▸ **Available records**:
%%

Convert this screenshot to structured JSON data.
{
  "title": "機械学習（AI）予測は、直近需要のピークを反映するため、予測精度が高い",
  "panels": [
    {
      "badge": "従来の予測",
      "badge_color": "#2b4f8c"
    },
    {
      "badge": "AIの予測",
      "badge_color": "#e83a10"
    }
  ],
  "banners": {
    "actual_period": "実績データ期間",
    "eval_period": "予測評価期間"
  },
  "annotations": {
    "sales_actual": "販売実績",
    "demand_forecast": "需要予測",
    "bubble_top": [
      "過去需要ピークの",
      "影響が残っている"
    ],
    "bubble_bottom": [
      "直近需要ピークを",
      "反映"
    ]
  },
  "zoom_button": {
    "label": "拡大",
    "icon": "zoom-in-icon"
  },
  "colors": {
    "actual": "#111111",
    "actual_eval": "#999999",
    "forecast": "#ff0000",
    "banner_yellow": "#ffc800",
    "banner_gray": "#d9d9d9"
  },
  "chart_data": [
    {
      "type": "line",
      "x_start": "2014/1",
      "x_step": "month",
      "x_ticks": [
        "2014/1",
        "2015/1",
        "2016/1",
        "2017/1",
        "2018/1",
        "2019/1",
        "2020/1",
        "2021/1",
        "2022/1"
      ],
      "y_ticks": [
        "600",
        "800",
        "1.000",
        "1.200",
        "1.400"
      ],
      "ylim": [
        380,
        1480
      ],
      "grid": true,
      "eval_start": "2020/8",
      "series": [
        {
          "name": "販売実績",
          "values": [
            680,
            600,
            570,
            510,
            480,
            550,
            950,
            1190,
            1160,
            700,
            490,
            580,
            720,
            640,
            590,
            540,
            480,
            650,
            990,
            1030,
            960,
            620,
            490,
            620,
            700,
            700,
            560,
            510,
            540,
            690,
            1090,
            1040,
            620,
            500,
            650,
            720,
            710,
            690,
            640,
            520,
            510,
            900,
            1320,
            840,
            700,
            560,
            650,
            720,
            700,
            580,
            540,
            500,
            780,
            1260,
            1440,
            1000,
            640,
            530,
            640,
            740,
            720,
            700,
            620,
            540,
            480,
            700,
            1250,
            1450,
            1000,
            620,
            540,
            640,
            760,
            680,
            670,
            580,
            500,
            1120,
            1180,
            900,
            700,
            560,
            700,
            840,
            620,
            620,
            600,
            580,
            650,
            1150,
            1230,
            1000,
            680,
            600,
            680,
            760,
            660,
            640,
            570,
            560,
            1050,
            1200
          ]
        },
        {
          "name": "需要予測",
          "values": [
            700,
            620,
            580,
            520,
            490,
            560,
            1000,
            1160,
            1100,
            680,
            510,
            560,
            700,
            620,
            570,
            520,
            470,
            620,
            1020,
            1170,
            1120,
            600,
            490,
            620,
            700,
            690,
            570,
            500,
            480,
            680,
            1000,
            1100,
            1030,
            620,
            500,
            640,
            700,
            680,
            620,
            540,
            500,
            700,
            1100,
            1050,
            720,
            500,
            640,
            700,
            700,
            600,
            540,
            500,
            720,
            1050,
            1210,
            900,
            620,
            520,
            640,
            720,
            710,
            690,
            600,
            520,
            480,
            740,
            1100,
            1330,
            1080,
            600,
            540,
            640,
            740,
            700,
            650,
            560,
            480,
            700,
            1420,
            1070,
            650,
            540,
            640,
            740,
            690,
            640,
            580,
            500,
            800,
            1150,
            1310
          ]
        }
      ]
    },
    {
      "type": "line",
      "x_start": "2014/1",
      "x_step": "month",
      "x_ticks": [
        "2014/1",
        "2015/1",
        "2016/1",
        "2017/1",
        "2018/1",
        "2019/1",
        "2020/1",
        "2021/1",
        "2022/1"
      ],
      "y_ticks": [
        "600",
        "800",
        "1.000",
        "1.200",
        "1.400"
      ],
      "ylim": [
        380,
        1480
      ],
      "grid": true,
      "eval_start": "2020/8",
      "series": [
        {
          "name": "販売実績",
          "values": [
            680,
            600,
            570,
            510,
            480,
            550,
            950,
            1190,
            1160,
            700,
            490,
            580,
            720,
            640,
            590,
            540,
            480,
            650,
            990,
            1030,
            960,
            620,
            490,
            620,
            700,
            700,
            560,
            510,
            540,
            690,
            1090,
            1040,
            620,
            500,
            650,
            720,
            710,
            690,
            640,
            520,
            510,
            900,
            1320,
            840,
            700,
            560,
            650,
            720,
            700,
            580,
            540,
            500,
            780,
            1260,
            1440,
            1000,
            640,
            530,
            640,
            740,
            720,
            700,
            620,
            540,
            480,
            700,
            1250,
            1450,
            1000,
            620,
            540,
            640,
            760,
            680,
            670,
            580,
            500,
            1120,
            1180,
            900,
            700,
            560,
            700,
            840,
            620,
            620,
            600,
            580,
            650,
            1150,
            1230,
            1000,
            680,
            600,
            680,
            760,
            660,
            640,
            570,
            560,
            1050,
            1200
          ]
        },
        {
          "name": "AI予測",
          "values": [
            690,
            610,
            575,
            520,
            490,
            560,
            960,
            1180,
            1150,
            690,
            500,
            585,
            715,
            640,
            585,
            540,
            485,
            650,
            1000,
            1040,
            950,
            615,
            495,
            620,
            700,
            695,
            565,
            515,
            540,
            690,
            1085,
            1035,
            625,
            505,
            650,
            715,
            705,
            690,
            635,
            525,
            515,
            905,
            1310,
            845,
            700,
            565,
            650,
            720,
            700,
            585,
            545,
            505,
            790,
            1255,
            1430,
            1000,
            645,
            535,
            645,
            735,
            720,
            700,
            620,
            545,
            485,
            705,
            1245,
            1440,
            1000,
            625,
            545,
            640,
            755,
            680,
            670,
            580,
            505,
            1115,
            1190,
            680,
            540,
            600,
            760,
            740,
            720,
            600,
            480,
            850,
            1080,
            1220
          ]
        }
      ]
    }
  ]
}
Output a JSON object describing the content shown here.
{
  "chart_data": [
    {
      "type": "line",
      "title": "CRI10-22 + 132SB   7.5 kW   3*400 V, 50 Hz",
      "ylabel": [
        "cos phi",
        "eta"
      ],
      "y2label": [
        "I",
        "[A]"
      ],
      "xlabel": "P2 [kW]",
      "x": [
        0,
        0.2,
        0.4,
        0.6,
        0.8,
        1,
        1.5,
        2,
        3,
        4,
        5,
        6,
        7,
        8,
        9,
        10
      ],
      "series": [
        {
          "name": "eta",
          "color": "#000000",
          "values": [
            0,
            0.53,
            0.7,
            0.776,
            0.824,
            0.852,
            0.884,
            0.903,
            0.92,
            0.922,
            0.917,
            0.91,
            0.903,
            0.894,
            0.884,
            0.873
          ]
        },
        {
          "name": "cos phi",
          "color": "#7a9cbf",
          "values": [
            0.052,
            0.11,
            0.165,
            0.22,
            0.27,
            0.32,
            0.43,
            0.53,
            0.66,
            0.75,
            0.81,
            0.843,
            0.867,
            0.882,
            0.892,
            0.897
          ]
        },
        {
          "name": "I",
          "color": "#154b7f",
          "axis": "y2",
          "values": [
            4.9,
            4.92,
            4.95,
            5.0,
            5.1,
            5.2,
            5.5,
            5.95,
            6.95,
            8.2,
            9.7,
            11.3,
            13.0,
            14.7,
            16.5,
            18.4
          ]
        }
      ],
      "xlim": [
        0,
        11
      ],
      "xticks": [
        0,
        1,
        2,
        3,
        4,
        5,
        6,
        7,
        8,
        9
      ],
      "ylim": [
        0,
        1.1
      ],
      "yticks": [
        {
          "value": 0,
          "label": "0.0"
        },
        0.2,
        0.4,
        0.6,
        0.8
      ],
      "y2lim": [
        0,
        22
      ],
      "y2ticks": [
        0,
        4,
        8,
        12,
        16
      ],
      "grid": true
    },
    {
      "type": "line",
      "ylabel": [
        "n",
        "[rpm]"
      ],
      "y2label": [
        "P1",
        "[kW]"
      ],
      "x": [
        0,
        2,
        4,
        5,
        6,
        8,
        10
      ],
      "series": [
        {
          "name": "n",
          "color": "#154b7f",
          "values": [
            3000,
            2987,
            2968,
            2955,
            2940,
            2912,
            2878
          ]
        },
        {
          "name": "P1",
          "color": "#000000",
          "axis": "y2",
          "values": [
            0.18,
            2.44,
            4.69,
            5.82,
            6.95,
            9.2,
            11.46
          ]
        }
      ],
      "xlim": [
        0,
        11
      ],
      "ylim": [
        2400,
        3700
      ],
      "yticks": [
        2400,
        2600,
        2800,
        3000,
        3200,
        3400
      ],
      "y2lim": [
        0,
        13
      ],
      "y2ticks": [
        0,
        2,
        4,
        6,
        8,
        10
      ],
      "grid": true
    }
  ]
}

%%

▸ **Exercise goal**:
From the records above, copy every line that holds the word "name".

▸ **Task result**:
          "name": "販売実績",
          "name": "需要予測",
          "name": "販売実績",
          "name": "AI予測",
          "name": "eta",
          "name": "cos phi",
          "name": "I",
          "name": "n",
          "name": "P1",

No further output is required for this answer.